AR: Agatha started with a virtual body, with social media accounts as organs. So in a sense, each episode did not represent only a room, but actually a body part. Every specific room relates to a specific function and being of the human body. In the corridor, the body passes random other bodies. In the toilet the body empties. In the bathroom, the body cleans its surface. The body is represented in the rooms, your house is your body.

Young Boy Dancing Group, EPISODE 2: CORRIDORS (2015) Performance documentation. Courtesy the artistsBerlin Community Radio and Agatha Valkyrie Ice.

EG: The curatorial programme and the body idea resonated the most in the first two episodes I think, which we organized all together. Since the initial curatorial basis was to build a house for Agatha, room after room, we thought about the rooms in relation to what we saw as their counterparts in a ‘human’ body. The first show was the entrance, but it was also kind of Agatha’s birth (in Basel, not generally), since all life on earth started in the oceans. You have the entrance, and also the beginning, you have water as material, which works like a reflective skin, taking any shape you want it to have.

● RECORDED DATA
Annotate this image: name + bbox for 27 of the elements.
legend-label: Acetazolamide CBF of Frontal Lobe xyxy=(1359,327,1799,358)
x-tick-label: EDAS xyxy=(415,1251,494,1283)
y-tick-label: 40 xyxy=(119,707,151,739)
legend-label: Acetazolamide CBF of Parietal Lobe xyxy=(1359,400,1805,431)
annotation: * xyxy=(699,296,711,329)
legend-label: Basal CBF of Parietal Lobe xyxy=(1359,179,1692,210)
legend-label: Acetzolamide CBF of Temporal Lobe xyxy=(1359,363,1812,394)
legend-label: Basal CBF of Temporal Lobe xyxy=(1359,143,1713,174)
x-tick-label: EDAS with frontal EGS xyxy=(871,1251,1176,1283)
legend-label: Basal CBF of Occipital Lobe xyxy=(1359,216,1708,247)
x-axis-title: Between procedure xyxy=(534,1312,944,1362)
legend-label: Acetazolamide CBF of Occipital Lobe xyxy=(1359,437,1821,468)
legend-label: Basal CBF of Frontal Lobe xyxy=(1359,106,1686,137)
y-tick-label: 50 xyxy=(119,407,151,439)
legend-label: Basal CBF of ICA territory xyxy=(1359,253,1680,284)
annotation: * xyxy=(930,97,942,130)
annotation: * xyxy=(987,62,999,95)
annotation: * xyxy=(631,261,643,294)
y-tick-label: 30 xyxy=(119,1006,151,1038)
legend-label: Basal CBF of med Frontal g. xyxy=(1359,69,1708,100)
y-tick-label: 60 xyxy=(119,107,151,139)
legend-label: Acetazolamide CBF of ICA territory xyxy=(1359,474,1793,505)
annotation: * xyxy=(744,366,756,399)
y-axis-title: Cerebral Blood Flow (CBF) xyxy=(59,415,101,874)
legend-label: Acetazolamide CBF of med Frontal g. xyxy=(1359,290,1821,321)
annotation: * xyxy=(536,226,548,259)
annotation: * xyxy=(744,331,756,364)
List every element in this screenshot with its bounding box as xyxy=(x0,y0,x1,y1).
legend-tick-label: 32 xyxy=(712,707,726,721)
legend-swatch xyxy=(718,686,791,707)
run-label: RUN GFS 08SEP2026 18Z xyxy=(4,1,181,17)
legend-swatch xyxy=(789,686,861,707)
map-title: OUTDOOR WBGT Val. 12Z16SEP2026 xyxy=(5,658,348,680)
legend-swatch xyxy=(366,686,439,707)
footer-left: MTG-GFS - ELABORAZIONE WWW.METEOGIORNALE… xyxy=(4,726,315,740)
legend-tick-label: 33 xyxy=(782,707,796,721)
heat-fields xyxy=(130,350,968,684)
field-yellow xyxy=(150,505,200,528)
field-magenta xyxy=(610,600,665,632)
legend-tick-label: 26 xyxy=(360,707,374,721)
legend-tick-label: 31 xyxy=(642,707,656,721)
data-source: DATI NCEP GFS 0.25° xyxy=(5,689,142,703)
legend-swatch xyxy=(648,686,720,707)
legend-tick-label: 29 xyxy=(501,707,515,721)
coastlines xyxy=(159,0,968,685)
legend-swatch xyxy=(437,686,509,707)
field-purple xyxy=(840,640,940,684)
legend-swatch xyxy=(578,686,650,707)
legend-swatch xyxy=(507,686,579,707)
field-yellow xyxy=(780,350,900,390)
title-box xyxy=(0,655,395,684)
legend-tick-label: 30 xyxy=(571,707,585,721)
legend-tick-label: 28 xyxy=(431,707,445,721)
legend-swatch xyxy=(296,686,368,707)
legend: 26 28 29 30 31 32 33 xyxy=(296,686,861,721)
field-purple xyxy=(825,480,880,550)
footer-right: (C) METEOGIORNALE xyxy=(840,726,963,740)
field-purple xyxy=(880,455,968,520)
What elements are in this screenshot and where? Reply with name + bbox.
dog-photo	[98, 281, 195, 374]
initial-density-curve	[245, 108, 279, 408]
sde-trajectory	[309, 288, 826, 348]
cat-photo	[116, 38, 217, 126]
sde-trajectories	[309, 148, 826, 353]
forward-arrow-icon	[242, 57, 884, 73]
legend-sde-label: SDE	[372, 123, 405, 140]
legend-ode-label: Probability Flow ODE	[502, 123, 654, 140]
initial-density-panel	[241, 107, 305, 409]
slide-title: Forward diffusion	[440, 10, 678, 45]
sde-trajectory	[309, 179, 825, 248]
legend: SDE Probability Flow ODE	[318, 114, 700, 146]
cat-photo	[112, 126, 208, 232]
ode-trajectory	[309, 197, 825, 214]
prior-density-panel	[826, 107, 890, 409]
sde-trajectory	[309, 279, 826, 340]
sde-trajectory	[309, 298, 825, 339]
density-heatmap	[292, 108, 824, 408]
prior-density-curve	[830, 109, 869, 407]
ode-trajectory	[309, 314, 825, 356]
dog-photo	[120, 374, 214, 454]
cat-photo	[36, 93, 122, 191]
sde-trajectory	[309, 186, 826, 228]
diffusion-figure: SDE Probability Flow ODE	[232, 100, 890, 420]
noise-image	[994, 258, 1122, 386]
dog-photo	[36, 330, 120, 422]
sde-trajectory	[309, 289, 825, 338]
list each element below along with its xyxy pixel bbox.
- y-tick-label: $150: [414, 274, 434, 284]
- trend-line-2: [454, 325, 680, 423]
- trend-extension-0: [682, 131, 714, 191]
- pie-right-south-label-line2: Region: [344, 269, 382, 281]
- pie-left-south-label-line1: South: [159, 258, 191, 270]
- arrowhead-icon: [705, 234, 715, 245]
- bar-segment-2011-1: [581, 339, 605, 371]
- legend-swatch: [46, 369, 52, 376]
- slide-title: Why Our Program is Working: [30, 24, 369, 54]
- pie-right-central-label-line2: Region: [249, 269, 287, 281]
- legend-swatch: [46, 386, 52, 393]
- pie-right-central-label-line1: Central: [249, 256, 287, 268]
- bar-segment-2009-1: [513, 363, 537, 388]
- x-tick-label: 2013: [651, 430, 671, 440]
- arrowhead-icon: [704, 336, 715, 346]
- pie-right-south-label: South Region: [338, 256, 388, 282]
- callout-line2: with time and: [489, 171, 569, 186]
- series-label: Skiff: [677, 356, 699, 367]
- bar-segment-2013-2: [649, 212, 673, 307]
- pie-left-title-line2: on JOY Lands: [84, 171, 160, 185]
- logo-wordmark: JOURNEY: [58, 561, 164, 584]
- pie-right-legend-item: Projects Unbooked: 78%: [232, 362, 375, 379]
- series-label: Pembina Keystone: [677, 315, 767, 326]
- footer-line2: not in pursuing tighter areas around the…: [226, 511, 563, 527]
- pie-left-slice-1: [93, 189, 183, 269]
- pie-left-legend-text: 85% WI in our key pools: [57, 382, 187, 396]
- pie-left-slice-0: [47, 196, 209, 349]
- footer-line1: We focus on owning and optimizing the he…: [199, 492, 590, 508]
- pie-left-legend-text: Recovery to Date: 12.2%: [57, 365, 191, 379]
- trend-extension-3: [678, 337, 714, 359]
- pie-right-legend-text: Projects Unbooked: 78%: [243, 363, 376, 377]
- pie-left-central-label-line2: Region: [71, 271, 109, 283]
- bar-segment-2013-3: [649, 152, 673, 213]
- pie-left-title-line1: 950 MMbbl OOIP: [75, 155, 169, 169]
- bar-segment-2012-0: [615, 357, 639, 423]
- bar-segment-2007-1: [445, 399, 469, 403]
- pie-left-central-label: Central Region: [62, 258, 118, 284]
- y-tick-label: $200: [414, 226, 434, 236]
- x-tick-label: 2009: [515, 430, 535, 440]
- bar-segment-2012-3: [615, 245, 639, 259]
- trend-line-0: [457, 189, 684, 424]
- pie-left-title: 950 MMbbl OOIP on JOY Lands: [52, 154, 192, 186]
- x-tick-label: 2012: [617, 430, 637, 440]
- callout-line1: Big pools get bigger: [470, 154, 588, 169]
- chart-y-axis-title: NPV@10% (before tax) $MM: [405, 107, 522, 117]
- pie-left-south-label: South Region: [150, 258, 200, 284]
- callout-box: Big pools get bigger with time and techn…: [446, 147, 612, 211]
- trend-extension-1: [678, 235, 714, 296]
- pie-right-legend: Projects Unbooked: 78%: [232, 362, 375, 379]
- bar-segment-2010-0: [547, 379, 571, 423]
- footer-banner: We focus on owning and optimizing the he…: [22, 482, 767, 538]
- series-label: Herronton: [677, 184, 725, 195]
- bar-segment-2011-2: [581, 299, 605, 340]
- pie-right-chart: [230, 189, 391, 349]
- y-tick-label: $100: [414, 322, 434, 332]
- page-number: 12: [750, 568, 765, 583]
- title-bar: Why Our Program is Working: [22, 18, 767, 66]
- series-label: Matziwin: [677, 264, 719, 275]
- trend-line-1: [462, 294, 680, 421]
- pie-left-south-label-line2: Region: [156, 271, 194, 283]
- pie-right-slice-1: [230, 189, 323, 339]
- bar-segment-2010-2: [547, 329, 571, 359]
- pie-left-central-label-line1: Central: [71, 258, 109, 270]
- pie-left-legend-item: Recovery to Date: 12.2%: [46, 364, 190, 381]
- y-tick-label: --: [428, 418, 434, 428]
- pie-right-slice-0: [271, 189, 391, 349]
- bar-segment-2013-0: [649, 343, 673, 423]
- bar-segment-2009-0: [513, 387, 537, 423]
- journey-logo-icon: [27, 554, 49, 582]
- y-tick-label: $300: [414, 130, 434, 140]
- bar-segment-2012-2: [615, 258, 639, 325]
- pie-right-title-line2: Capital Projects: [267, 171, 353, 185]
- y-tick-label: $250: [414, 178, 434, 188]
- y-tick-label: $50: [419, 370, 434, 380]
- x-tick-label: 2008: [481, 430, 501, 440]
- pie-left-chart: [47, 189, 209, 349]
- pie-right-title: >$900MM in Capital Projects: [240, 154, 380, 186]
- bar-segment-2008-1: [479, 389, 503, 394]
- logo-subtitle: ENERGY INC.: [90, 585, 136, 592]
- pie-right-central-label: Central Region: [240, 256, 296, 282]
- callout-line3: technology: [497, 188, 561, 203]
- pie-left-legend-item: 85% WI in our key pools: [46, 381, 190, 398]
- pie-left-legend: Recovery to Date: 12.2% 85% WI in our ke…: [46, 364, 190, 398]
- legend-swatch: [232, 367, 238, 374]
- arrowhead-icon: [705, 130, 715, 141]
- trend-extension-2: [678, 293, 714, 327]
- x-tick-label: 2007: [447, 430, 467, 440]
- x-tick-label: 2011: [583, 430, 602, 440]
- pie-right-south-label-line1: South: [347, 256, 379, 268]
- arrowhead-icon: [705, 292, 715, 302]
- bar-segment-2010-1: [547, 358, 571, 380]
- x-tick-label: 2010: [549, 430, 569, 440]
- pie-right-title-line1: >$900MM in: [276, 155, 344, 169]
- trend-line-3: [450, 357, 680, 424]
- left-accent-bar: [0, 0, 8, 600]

● WORK INSTRUCTIONS
Answer the following from the text on Agatha's house.
(a) What does the body do in the bathroom?
(b) In which city did the first show, described as Agatha's birth, take place?
(c) What material did the first show have, and what does it work like?

● RESULT OF THE EXERCISE
(a) It cleans its surface.
(b) Basel.
(c) Water, which works like a reflective skin.